RECORD SET:
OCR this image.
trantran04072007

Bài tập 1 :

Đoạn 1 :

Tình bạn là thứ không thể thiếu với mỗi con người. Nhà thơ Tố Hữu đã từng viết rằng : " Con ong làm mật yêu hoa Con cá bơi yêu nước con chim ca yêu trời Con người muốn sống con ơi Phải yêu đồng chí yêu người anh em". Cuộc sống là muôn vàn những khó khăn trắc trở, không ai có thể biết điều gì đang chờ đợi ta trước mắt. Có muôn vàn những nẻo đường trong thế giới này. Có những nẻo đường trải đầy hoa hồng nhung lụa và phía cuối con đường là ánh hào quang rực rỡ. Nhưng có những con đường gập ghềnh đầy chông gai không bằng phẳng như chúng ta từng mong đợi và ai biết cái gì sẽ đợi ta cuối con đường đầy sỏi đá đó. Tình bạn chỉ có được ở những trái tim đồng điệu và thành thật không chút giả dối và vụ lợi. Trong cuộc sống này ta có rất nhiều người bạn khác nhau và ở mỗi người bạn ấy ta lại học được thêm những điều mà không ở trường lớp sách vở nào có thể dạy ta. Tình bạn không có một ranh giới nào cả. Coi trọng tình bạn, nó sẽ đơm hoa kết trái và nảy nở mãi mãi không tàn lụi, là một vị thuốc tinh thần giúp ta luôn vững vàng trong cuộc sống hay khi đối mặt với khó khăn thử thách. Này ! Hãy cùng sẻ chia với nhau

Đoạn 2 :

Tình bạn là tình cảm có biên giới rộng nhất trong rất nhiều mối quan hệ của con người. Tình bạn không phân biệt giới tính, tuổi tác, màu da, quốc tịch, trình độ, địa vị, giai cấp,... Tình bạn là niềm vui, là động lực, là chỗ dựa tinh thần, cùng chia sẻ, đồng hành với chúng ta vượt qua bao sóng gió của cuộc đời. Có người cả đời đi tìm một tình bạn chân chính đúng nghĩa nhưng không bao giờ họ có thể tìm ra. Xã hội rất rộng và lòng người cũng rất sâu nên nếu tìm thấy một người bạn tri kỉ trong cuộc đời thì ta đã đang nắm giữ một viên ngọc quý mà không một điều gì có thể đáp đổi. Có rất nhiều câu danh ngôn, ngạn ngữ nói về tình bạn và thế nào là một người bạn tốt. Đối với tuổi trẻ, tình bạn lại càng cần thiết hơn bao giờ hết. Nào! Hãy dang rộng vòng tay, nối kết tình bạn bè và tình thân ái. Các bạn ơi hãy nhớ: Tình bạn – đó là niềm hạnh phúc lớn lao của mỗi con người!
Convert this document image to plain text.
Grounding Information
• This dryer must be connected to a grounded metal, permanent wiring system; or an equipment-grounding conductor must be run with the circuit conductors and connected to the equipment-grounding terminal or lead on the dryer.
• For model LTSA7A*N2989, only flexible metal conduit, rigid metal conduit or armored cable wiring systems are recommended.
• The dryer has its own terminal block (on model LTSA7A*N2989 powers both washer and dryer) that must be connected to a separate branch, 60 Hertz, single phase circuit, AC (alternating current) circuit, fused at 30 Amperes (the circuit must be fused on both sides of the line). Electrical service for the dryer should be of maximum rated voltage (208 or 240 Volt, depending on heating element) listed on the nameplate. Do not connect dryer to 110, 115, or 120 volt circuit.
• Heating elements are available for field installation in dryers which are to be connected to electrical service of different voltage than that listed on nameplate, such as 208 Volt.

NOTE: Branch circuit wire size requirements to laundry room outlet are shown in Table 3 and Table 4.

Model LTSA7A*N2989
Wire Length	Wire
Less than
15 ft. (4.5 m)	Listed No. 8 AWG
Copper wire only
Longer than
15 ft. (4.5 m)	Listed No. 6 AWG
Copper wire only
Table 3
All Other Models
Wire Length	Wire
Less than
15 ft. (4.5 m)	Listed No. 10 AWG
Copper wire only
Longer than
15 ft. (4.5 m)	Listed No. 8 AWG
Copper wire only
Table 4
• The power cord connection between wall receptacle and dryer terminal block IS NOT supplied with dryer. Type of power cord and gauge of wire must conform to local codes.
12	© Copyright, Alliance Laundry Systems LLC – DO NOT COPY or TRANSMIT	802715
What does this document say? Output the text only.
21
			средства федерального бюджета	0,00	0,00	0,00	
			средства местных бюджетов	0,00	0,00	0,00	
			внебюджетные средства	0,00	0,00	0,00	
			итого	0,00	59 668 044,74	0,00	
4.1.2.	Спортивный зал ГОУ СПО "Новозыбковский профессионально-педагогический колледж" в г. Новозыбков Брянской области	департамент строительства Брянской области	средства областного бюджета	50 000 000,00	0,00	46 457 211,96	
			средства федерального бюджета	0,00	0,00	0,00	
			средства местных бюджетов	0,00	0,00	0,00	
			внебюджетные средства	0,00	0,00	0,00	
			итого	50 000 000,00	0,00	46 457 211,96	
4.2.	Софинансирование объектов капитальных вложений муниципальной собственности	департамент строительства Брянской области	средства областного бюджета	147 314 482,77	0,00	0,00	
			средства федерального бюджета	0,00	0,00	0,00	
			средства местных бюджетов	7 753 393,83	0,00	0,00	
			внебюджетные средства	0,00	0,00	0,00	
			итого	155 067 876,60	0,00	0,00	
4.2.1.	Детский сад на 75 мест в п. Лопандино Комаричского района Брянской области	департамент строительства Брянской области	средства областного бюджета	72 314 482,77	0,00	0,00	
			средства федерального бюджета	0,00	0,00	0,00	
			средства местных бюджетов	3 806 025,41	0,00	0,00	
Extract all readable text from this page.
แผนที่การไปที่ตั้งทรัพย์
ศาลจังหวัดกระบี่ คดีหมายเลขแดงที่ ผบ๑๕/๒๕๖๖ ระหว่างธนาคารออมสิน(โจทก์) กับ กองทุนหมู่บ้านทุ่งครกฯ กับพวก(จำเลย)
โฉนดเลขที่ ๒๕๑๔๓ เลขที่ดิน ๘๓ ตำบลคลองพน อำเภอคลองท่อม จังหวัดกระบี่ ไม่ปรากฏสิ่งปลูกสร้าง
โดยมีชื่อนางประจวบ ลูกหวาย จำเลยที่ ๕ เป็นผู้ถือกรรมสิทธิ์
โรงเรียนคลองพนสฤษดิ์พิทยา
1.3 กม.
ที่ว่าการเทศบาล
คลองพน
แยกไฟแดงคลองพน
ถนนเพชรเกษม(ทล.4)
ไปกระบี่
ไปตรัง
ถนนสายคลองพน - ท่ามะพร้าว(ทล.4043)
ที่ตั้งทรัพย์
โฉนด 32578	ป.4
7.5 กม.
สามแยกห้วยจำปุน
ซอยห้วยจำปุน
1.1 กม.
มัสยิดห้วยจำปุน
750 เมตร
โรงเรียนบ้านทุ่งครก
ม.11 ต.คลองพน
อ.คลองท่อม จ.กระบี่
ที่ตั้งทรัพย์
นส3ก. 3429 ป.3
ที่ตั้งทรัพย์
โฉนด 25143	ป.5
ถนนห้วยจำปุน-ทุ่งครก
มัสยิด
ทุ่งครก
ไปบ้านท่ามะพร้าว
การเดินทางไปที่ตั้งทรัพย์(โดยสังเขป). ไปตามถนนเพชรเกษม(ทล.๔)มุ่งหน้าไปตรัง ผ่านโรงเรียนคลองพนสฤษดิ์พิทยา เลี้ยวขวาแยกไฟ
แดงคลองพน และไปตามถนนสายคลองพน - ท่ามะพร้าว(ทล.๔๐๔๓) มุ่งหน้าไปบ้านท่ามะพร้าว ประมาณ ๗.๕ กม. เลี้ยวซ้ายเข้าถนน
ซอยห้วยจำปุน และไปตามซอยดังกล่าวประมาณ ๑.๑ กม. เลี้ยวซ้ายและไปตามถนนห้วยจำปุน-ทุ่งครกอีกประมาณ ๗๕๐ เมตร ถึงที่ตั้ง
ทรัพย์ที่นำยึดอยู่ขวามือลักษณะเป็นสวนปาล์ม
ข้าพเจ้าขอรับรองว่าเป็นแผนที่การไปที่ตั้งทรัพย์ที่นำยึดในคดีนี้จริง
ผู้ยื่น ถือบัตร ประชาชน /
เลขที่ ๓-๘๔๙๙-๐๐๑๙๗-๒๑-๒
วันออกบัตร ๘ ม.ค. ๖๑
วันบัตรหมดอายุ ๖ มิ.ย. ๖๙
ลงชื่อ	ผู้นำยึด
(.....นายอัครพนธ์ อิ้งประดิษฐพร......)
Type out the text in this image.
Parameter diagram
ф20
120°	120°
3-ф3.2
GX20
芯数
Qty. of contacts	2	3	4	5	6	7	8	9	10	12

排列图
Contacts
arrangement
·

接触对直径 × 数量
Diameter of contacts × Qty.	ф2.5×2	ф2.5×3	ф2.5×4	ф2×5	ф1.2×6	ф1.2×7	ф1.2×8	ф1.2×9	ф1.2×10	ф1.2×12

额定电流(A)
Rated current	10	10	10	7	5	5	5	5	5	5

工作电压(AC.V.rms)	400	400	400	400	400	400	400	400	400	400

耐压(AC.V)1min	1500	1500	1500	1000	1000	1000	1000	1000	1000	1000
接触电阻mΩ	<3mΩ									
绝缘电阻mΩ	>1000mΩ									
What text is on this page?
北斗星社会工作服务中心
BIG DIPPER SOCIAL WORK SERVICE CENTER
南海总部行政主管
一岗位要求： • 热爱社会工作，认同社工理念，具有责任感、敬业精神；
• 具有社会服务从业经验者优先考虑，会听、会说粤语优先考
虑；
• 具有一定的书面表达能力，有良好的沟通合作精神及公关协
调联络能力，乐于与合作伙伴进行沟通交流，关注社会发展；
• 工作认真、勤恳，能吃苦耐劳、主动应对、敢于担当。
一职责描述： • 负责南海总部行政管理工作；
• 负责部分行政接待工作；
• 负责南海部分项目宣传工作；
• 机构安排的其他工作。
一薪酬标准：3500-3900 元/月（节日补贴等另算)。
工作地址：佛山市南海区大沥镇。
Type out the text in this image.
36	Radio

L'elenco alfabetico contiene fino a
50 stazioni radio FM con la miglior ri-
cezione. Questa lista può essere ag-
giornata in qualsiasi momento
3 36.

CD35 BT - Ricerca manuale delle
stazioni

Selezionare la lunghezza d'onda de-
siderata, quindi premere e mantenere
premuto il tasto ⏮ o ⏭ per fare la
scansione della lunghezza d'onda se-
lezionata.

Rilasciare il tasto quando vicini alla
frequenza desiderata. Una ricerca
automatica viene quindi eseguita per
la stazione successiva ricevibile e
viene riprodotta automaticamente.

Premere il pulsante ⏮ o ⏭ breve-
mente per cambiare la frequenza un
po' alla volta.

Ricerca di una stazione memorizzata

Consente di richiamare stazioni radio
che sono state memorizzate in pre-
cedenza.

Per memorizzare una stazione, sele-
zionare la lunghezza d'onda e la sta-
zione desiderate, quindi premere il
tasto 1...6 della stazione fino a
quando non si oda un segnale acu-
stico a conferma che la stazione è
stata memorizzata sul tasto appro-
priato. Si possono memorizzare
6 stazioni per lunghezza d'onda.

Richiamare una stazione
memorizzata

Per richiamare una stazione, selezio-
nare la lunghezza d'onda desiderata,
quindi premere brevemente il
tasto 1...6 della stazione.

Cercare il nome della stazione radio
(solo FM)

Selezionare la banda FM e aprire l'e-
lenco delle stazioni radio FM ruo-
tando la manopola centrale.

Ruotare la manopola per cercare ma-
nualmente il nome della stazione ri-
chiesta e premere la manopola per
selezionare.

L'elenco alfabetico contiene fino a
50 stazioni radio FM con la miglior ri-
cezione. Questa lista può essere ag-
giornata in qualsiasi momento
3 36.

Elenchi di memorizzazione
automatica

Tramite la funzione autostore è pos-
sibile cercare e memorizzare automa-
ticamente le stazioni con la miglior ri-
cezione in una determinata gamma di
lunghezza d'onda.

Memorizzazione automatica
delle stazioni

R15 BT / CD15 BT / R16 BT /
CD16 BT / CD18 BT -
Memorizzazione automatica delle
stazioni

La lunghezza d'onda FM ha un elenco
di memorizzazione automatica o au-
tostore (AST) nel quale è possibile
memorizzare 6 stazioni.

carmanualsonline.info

EXERCISE REQUIREMENTS:
From the entries, report each line that includes the word "wiring".

THE SOLUTION:
• This dryer must be connected to a grounded metal, permanent wiring system; or an equipment-grounding conductor must be run with the circuit conductors and connected to the equipment-grounding terminal or lead on the dryer.
• For model LTSA7A*N2989, only flexible metal conduit, rigid metal conduit or armored cable wiring systems are recommended.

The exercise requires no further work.